What follows is a set of records; repeat all of them exactly.

• Extracted information:
==============================

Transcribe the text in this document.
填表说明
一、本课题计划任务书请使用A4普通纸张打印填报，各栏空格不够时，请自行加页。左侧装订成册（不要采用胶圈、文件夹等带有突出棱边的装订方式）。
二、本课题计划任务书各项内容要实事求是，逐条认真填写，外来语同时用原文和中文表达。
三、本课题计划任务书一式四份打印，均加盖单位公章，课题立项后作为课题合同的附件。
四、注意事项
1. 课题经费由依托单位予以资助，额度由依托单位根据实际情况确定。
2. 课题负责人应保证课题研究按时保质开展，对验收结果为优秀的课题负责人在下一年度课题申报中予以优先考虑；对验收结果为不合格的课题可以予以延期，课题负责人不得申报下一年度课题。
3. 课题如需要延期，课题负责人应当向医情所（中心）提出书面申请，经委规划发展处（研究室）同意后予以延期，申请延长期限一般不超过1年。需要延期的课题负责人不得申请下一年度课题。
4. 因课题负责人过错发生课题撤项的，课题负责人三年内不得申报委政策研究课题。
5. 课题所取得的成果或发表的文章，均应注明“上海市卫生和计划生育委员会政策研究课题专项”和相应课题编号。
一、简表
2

==============================

• Reply:
Transcribe the text in this document.
填表说明
一、本课题计划任务书请使用A4普通纸张打印填报，各栏空格不够时，请自行加页。左侧装订成册（不要采用胶圈、文件夹等带有突出棱边的装订方式）。
二、本课题计划任务书各项内容要实事求是，逐条认真填写，外来语同时用原文和中文表达。
三、本课题计划任务书一式四份打印，均加盖单位公章，课题立项后作为课题合同的附件。
四、注意事项
1. 课题经费由依托单位予以资助，额度由依托单位根据实际情况确定。
2. 课题负责人应保证课题研究按时保质开展，对验收结果为优秀的课题负责人在下一年度课题申报中予以优先考虑；对验收结果为不合格的课题可以予以延期，课题负责人不得申报下一年度课题。
3. 课题如需要延期，课题负责人应当向医情所（中心）提出书面申请，经委规划发展处（研究室）同意后予以延期，申请延长期限一般不超过1年。需要延期的课题负责人不得申请下一年度课题。
4. 因课题负责人过错发生课题撤项的，课题负责人三年内不得申报委政策研究课题。
5. 课题所取得的成果或发表的文章，均应注明“上海市卫生和计划生育委员会政策研究课题专项”和相应课题编号。
一、简表
2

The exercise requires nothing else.